Check every line of the entries for "Repository", and copy the lines that hold it.

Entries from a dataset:
________________________

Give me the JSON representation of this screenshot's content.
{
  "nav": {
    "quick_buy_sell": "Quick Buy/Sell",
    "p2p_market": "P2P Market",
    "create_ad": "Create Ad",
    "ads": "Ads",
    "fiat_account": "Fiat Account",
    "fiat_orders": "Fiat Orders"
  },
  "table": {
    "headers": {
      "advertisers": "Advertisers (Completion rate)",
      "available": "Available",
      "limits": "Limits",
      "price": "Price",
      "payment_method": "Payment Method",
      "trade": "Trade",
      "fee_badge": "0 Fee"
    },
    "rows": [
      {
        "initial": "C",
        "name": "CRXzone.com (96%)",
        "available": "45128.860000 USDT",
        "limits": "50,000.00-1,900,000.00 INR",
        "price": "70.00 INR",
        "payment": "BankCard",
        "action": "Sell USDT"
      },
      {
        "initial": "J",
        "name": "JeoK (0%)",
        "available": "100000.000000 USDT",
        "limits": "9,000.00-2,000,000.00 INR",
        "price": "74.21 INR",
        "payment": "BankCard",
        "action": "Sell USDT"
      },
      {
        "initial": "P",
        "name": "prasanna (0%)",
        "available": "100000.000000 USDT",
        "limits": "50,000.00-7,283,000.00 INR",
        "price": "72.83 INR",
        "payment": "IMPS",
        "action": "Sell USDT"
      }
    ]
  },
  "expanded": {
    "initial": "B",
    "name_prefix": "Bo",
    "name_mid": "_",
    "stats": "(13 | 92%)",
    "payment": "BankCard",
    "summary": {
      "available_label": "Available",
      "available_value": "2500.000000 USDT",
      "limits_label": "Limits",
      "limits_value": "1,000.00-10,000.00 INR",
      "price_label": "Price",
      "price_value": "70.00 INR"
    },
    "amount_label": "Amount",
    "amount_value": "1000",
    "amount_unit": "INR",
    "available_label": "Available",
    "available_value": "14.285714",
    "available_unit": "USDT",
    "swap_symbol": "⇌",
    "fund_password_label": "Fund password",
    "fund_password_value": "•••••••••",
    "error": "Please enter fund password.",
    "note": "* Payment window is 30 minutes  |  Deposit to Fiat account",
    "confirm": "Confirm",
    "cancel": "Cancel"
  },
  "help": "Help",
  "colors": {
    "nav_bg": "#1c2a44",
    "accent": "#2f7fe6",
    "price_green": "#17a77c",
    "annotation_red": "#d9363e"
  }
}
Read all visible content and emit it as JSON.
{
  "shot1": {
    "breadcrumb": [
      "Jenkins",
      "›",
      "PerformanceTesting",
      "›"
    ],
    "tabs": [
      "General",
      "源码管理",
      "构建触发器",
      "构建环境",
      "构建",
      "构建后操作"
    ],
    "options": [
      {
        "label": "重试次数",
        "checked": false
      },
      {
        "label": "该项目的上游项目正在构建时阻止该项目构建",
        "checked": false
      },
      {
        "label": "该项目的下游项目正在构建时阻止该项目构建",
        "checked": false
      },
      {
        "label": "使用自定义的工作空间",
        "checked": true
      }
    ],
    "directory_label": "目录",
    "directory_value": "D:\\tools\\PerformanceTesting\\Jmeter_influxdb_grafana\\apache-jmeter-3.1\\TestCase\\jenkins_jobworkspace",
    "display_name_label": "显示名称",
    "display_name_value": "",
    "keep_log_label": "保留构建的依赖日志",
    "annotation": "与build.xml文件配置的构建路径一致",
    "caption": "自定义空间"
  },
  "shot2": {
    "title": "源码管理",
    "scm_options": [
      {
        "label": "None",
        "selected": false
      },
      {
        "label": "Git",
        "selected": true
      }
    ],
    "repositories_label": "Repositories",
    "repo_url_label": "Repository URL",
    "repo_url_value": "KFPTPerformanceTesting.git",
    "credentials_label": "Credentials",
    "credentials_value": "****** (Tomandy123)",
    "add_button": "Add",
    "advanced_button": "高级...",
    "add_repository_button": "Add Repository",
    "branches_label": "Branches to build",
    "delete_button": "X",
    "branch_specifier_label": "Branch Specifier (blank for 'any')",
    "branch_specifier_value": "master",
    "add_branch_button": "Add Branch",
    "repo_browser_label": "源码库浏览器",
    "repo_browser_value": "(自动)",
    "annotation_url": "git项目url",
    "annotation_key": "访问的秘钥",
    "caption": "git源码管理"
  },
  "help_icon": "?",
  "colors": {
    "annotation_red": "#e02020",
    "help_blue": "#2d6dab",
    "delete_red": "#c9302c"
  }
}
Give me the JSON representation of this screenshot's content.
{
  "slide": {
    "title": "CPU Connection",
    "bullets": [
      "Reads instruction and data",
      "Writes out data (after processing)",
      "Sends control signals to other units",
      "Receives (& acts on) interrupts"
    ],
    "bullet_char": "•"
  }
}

________________________

RESULT OF THE TASK:
    "repo_url_label": "Repository URL",
    "add_repository_button": "Add Repository",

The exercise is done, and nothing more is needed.